Type out every line below exactly as it reads.
>> begin Recorded data
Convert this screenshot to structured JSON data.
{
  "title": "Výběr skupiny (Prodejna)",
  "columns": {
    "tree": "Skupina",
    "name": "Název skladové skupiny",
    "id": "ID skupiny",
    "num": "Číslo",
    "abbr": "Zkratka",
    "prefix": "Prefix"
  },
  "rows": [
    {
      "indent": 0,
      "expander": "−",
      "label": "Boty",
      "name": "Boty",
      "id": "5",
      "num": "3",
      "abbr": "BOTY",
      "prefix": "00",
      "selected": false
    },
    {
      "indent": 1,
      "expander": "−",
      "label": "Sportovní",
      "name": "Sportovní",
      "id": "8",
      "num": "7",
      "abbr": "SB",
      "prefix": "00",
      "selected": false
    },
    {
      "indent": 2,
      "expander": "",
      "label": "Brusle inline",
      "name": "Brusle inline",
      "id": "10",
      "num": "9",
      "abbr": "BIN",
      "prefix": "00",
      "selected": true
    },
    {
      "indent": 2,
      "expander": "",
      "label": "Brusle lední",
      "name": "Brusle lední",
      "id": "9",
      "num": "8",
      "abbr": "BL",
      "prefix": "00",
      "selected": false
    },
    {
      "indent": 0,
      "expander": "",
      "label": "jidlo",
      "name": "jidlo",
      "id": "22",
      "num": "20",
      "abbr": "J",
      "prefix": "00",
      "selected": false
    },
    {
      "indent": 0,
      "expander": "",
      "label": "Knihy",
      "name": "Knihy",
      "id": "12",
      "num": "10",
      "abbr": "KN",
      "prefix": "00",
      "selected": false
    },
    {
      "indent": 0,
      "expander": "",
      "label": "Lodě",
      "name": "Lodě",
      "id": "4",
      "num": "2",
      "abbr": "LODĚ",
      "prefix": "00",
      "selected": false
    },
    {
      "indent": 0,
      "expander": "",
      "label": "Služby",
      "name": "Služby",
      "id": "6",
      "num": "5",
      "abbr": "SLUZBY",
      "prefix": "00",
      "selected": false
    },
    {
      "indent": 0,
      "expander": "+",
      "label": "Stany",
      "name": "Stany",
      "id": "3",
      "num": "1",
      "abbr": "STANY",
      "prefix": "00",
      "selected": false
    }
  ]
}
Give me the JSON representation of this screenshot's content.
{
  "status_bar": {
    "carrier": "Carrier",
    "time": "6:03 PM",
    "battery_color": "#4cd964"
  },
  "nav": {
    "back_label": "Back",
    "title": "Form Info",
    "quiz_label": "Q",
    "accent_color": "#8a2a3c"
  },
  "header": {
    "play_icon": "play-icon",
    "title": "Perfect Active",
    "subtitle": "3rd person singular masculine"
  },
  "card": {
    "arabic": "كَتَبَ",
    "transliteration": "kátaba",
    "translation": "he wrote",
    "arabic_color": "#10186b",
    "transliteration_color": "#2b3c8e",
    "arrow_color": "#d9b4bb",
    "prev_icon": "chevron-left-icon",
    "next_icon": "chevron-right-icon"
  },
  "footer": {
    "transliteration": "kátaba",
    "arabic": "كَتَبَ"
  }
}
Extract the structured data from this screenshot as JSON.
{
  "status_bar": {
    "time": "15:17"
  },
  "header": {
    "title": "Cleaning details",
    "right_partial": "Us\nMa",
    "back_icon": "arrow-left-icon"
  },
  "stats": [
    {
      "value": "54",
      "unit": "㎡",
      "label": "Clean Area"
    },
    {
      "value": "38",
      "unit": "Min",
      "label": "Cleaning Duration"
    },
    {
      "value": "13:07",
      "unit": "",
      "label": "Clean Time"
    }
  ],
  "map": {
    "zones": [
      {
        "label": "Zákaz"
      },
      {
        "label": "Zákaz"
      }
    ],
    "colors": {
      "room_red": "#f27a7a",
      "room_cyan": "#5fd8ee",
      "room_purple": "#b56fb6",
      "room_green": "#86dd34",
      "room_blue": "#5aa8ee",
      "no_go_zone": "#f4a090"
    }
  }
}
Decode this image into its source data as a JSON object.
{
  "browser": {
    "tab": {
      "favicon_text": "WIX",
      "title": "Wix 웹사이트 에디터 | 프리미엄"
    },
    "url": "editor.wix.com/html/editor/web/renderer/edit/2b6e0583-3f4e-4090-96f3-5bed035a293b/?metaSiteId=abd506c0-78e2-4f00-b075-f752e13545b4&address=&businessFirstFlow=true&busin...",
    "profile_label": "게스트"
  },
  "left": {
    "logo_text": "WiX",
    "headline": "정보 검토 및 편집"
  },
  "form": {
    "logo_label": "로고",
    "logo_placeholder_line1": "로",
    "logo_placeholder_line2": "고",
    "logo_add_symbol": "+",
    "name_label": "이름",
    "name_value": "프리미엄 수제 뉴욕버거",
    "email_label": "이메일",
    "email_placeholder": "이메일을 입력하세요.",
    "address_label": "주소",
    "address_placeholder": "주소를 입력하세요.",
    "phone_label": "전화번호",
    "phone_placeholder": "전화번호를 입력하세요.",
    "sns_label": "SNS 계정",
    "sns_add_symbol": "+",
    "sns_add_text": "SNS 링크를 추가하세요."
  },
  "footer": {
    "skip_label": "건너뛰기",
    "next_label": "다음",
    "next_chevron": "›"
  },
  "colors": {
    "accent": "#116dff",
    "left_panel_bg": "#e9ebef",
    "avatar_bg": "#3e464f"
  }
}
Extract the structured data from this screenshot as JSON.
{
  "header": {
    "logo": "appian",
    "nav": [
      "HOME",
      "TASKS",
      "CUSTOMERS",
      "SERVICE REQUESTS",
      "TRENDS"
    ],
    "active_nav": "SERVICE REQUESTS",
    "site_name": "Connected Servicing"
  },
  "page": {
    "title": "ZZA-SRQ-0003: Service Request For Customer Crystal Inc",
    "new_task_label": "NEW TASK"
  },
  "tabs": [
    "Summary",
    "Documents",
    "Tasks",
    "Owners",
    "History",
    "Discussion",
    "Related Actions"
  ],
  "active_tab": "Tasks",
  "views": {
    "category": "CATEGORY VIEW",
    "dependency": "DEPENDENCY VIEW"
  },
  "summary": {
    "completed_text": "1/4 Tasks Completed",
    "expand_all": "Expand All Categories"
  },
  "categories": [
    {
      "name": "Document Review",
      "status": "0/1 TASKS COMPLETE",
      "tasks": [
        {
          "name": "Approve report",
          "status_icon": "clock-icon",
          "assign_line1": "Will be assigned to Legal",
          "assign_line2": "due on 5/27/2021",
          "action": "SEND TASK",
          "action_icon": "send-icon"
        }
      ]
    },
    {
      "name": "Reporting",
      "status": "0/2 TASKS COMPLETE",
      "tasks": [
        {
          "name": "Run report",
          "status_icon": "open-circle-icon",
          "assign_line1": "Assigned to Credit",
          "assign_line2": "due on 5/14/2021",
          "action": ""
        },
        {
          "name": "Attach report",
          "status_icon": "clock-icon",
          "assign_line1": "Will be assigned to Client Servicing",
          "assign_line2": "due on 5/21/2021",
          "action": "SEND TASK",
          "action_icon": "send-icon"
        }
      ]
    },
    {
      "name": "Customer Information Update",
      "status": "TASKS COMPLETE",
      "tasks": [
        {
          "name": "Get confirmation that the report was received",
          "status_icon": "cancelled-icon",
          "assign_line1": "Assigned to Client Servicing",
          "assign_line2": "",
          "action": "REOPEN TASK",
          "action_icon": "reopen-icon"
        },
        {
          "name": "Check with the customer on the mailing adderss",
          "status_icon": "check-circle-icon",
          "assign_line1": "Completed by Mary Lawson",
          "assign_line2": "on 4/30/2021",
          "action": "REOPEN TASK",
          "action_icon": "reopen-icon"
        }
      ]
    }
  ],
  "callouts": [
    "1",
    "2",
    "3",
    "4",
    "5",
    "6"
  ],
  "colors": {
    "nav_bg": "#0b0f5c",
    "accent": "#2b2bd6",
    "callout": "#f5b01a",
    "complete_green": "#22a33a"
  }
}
>> end Recorded data
Completed task.
Convert this screenshot to structured JSON data.
{
  "title": "Výběr skupiny (Prodejna)",
  "columns": {
    "tree": "Skupina",
    "name": "Název skladové skupiny",
    "id": "ID skupiny",
    "num": "Číslo",
    "abbr": "Zkratka",
    "prefix": "Prefix"
  },
  "rows": [
    {
      "indent": 0,
      "expander": "−",
      "label": "Boty",
      "name": "Boty",
      "id": "5",
      "num": "3",
      "abbr": "BOTY",
      "prefix": "00",
      "selected": false
    },
    {
      "indent": 1,
      "expander": "−",
      "label": "Sportovní",
      "name": "Sportovní",
      "id": "8",
      "num": "7",
      "abbr": "SB",
      "prefix": "00",
      "selected": false
    },
    {
      "indent": 2,
      "expander": "",
      "label": "Brusle inline",
      "name": "Brusle inline",
      "id": "10",
      "num": "9",
      "abbr": "BIN",
      "prefix": "00",
      "selected": true
    },
    {
      "indent": 2,
      "expander": "",
      "label": "Brusle lední",
      "name": "Brusle lední",
      "id": "9",
      "num": "8",
      "abbr": "BL",
      "prefix": "00",
      "selected": false
    },
    {
      "indent": 0,
      "expander": "",
      "label": "jidlo",
      "name": "jidlo",
      "id": "22",
      "num": "20",
      "abbr": "J",
      "prefix": "00",
      "selected": false
    },
    {
      "indent": 0,
      "expander": "",
      "label": "Knihy",
      "name": "Knihy",
      "id": "12",
      "num": "10",
      "abbr": "KN",
      "prefix": "00",
      "selected": false
    },
    {
      "indent": 0,
      "expander": "",
      "label": "Lodě",
      "name": "Lodě",
      "id": "4",
      "num": "2",
      "abbr": "LODĚ",
      "prefix": "00",
      "selected": false
    },
    {
      "indent": 0,
      "expander": "",
      "label": "Služby",
      "name": "Služby",
      "id": "6",
      "num": "5",
      "abbr": "SLUZBY",
      "prefix": "00",
      "selected": false
    },
    {
      "indent": 0,
      "expander": "+",
      "label": "Stany",
      "name": "Stany",
      "id": "3",
      "num": "1",
      "abbr": "STANY",
      "prefix": "00",
      "selected": false
    }
  ]
}
Give me the JSON representation of this screenshot's content.
{
  "status_bar": {
    "carrier": "Carrier",
    "time": "6:03 PM",
    "battery_color": "#4cd964"
  },
  "nav": {
    "back_label": "Back",
    "title": "Form Info",
    "quiz_label": "Q",
    "accent_color": "#8a2a3c"
  },
  "header": {
    "play_icon": "play-icon",
    "title": "Perfect Active",
    "subtitle": "3rd person singular masculine"
  },
  "card": {
    "arabic": "كَتَبَ",
    "transliteration": "kátaba",
    "translation": "he wrote",
    "arabic_color": "#10186b",
    "transliteration_color": "#2b3c8e",
    "arrow_color": "#d9b4bb",
    "prev_icon": "chevron-left-icon",
    "next_icon": "chevron-right-icon"
  },
  "footer": {
    "transliteration": "kátaba",
    "arabic": "كَتَبَ"
  }
}
Extract the structured data from this screenshot as JSON.
{
  "status_bar": {
    "time": "15:17"
  },
  "header": {
    "title": "Cleaning details",
    "right_partial": "Us\nMa",
    "back_icon": "arrow-left-icon"
  },
  "stats": [
    {
      "value": "54",
      "unit": "㎡",
      "label": "Clean Area"
    },
    {
      "value": "38",
      "unit": "Min",
      "label": "Cleaning Duration"
    },
    {
      "value": "13:07",
      "unit": "",
      "label": "Clean Time"
    }
  ],
  "map": {
    "zones": [
      {
        "label": "Zákaz"
      },
      {
        "label": "Zákaz"
      }
    ],
    "colors": {
      "room_red": "#f27a7a",
      "room_cyan": "#5fd8ee",
      "room_purple": "#b56fb6",
      "room_green": "#86dd34",
      "room_blue": "#5aa8ee",
      "no_go_zone": "#f4a090"
    }
  }
}
Decode this image into its source data as a JSON object.
{
  "browser": {
    "tab": {
      "favicon_text": "WIX",
      "title": "Wix 웹사이트 에디터 | 프리미엄"
    },
    "url": "editor.wix.com/html/editor/web/renderer/edit/2b6e0583-3f4e-4090-96f3-5bed035a293b/?metaSiteId=abd506c0-78e2-4f00-b075-f752e13545b4&address=&businessFirstFlow=true&busin...",
    "profile_label": "게스트"
  },
  "left": {
    "logo_text": "WiX",
    "headline": "정보 검토 및 편집"
  },
  "form": {
    "logo_label": "로고",
    "logo_placeholder_line1": "로",
    "logo_placeholder_line2": "고",
    "logo_add_symbol": "+",
    "name_label": "이름",
    "name_value": "프리미엄 수제 뉴욕버거",
    "email_label": "이메일",
    "email_placeholder": "이메일을 입력하세요.",
    "address_label": "주소",
    "address_placeholder": "주소를 입력하세요.",
    "phone_label": "전화번호",
    "phone_placeholder": "전화번호를 입력하세요.",
    "sns_label": "SNS 계정",
    "sns_add_symbol": "+",
    "sns_add_text": "SNS 링크를 추가하세요."
  },
  "footer": {
    "skip_label": "건너뛰기",
    "next_label": "다음",
    "next_chevron": "›"
  },
  "colors": {
    "accent": "#116dff",
    "left_panel_bg": "#e9ebef",
    "avatar_bg": "#3e464f"
  }
}
Extract the structured data from this screenshot as JSON.
{
  "header": {
    "logo": "appian",
    "nav": [
      "HOME",
      "TASKS",
      "CUSTOMERS",
      "SERVICE REQUESTS",
      "TRENDS"
    ],
    "active_nav": "SERVICE REQUESTS",
    "site_name": "Connected Servicing"
  },
  "page": {
    "title": "ZZA-SRQ-0003: Service Request For Customer Crystal Inc",
    "new_task_label": "NEW TASK"
  },
  "tabs": [
    "Summary",
    "Documents",
    "Tasks",
    "Owners",
    "History",
    "Discussion",
    "Related Actions"
  ],
  "active_tab": "Tasks",
  "views": {
    "category": "CATEGORY VIEW",
    "dependency": "DEPENDENCY VIEW"
  },
  "summary": {
    "completed_text": "1/4 Tasks Completed",
    "expand_all": "Expand All Categories"
  },
  "categories": [
    {
      "name": "Document Review",
      "status": "0/1 TASKS COMPLETE",
      "tasks": [
        {
          "name": "Approve report",
          "status_icon": "clock-icon",
          "assign_line1": "Will be assigned to Legal",
          "assign_line2": "due on 5/27/2021",
          "action": "SEND TASK",
          "action_icon": "send-icon"
        }
      ]
    },
    {
      "name": "Reporting",
      "status": "0/2 TASKS COMPLETE",
      "tasks": [
        {
          "name": "Run report",
          "status_icon": "open-circle-icon",
          "assign_line1": "Assigned to Credit",
          "assign_line2": "due on 5/14/2021",
          "action": ""
        },
        {
          "name": "Attach report",
          "status_icon": "clock-icon",
          "assign_line1": "Will be assigned to Client Servicing",
          "assign_line2": "due on 5/21/2021",
          "action": "SEND TASK",
          "action_icon": "send-icon"
        }
      ]
    },
    {
      "name": "Customer Information Update",
      "status": "TASKS COMPLETE",
      "tasks": [
        {
          "name": "Get confirmation that the report was received",
          "status_icon": "cancelled-icon",
          "assign_line1": "Assigned to Client Servicing",
          "assign_line2": "",
          "action": "REOPEN TASK",
          "action_icon": "reopen-icon"
        },
        {
          "name": "Check with the customer on the mailing adderss",
          "status_icon": "check-circle-icon",
          "assign_line1": "Completed by Mary Lawson",
          "assign_line2": "on 4/30/2021",
          "action": "REOPEN TASK",
          "action_icon": "reopen-icon"
        }
      ]
    }
  ],
  "callouts": [
    "1",
    "2",
    "3",
    "4",
    "5",
    "6"
  ],
  "colors": {
    "nav_bg": "#0b0f5c",
    "accent": "#2b2bd6",
    "callout": "#f5b01a",
    "complete_green": "#22a33a"
  }
}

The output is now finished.